• **SET TASK**
Determine how many lines contain the string "الدراسات", then reply with that figure only.

────

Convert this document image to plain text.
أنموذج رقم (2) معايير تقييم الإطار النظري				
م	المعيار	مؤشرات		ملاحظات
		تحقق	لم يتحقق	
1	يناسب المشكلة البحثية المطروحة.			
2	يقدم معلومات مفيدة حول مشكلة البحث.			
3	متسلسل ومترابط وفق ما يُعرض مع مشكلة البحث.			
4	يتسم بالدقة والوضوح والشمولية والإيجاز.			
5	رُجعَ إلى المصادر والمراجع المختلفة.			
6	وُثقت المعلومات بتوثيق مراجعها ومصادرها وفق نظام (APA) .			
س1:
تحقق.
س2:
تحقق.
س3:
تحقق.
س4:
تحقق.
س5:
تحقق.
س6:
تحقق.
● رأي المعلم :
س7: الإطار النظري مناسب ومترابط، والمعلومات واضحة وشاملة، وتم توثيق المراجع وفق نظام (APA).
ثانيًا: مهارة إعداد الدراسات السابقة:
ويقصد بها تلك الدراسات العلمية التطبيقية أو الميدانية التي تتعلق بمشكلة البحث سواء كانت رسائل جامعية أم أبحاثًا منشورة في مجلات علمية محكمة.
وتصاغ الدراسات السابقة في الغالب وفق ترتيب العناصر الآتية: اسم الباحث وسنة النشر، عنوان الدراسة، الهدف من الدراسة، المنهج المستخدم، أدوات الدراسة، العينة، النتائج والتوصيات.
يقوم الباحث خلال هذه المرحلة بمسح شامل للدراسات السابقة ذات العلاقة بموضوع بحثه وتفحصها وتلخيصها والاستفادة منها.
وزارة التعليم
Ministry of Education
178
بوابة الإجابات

────

• **RESPONSE TO THIS TASK**
3